== Information supplied ==
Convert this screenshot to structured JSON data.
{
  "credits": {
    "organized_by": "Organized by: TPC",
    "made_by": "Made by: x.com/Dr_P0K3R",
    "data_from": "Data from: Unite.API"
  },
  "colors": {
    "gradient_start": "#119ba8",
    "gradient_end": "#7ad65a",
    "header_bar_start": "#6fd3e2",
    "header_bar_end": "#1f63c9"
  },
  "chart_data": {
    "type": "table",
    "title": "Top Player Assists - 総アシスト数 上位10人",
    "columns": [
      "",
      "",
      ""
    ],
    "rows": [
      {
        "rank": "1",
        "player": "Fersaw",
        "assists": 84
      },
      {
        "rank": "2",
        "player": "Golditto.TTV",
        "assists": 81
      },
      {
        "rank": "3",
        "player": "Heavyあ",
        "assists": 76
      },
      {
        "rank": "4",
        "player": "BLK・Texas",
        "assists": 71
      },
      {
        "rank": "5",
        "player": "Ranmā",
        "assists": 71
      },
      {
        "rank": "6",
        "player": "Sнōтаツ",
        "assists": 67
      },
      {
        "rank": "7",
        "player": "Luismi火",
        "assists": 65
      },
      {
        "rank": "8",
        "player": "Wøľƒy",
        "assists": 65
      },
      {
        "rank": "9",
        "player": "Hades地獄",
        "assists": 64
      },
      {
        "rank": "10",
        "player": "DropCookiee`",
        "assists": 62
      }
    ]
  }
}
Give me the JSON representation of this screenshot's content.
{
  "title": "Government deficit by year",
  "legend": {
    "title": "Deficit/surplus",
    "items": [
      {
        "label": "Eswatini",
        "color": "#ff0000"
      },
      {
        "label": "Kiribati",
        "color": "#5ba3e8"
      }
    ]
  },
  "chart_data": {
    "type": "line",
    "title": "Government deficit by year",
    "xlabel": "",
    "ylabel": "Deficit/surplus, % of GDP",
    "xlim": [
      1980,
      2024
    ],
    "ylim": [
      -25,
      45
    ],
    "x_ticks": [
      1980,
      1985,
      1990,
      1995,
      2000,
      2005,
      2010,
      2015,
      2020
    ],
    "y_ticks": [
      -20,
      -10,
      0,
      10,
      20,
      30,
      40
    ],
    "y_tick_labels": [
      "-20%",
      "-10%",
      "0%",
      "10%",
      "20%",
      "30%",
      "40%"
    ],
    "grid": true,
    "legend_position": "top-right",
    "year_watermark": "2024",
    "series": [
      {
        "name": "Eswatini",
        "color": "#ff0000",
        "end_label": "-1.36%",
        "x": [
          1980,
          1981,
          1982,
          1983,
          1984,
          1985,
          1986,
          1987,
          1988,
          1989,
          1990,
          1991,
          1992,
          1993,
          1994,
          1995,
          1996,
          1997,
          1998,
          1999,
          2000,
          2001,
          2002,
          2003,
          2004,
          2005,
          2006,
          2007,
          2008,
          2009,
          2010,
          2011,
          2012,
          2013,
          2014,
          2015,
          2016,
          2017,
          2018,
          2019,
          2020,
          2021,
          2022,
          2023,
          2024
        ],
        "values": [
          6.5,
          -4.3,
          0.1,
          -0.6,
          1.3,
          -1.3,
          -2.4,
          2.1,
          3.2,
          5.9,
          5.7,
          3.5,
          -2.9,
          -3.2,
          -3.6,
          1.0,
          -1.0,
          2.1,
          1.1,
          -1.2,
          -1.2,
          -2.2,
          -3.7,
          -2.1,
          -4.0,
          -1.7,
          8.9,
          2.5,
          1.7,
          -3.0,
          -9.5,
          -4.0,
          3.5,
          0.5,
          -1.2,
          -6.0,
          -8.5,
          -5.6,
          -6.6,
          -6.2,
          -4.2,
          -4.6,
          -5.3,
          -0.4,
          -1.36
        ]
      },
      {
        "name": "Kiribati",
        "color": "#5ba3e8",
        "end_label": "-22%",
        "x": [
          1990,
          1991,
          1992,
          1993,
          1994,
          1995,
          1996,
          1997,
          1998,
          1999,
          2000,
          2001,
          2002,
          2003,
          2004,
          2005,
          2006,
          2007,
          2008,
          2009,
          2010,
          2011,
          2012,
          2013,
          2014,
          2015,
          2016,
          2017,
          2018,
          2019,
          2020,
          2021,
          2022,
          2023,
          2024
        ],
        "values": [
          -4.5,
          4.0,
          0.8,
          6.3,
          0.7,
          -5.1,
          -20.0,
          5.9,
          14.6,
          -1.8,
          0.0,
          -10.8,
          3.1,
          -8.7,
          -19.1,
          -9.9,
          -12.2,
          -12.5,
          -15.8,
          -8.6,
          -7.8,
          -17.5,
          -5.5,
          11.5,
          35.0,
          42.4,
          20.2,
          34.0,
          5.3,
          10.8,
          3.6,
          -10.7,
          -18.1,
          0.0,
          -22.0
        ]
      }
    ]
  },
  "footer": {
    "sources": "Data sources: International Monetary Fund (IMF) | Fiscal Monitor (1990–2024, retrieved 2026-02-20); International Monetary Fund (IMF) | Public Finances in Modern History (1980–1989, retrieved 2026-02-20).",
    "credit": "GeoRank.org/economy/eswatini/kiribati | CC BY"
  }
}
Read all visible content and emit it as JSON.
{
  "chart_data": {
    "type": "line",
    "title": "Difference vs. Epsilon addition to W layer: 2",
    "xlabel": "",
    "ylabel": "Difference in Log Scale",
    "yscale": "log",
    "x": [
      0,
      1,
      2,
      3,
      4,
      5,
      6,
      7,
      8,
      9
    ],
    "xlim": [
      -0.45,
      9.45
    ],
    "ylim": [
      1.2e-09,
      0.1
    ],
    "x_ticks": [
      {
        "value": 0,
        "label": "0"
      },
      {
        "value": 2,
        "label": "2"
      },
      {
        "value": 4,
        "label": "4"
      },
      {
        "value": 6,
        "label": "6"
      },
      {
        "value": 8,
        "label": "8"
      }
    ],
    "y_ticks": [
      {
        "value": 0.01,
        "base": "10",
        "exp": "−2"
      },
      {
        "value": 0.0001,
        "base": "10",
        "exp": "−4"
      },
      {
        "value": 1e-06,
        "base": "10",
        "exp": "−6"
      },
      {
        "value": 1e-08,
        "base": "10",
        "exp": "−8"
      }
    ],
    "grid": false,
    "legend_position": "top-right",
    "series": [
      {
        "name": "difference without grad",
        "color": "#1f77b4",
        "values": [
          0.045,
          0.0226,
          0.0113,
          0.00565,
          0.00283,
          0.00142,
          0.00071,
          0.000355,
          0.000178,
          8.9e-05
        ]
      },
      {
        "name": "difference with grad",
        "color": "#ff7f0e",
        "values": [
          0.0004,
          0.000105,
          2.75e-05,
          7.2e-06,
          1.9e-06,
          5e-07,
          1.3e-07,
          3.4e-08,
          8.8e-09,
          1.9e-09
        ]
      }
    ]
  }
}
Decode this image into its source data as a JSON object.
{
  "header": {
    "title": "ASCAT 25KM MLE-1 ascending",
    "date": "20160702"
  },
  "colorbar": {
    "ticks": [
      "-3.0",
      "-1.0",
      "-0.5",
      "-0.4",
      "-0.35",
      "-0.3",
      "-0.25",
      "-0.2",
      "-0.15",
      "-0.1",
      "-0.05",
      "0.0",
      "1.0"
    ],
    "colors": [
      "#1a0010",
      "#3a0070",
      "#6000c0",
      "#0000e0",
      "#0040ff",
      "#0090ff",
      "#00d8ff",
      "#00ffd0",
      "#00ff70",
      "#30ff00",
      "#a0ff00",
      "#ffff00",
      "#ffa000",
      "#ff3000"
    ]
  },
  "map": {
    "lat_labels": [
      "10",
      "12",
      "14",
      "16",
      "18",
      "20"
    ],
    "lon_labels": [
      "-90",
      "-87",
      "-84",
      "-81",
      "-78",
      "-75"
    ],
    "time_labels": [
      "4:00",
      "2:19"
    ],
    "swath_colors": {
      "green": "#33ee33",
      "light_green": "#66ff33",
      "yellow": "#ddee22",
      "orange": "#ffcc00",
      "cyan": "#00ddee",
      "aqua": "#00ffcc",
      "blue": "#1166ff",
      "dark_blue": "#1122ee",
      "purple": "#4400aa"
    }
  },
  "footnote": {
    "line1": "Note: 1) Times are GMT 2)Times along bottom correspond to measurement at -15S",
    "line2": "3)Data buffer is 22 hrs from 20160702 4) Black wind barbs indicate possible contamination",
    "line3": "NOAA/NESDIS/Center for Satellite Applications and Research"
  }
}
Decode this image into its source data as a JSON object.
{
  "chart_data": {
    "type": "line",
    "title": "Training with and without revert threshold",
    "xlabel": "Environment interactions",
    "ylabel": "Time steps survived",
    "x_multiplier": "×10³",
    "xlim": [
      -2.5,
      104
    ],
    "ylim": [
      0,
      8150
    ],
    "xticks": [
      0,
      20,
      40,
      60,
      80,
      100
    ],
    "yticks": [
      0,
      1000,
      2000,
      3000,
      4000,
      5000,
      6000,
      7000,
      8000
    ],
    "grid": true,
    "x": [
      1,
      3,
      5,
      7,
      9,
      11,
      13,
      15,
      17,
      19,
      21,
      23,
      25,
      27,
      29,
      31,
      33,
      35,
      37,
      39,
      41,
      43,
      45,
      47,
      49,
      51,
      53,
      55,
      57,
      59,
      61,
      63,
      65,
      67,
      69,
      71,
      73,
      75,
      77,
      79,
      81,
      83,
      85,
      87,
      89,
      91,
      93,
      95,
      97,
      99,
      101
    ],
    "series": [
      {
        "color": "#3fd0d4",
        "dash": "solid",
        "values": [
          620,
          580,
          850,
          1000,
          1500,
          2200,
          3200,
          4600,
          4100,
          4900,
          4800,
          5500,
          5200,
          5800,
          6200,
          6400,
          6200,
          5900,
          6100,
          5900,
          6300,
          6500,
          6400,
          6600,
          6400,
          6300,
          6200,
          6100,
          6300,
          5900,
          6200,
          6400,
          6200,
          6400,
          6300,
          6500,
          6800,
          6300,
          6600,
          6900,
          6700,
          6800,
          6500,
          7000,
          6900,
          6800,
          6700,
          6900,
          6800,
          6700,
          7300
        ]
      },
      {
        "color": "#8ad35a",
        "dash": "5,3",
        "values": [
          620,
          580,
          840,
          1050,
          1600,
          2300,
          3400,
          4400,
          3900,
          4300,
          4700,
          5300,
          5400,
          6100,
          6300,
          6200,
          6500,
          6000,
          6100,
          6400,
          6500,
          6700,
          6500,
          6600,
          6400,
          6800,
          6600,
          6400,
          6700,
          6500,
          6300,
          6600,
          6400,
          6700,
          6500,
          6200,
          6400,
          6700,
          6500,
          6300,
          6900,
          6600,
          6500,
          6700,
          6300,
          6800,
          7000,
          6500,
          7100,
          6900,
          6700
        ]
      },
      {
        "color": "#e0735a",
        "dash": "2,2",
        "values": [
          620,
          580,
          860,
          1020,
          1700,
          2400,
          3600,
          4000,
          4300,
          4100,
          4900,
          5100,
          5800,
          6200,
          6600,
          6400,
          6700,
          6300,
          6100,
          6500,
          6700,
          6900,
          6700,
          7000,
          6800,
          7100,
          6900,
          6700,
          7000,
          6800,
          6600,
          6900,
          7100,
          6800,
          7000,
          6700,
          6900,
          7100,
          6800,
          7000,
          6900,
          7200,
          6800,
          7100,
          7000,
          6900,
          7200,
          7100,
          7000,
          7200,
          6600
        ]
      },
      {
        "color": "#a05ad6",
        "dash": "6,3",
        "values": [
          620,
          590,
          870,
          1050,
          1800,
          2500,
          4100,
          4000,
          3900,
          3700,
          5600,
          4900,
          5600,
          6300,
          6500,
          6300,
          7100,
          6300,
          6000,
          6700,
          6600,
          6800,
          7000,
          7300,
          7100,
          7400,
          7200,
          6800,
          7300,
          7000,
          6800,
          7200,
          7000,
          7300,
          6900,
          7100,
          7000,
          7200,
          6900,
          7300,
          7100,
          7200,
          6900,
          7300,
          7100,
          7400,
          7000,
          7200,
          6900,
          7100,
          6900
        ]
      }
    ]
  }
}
===
▸ **Stated exercise**:
Check each line above for "from" and return the ones that have it.

▸ **Answer to this task**:
    "data_from": "Data from: Unite.API"
    "line2": "3)Data buffer is 22 hrs from 20160702 4) Black wind barbs indicate possible contamination",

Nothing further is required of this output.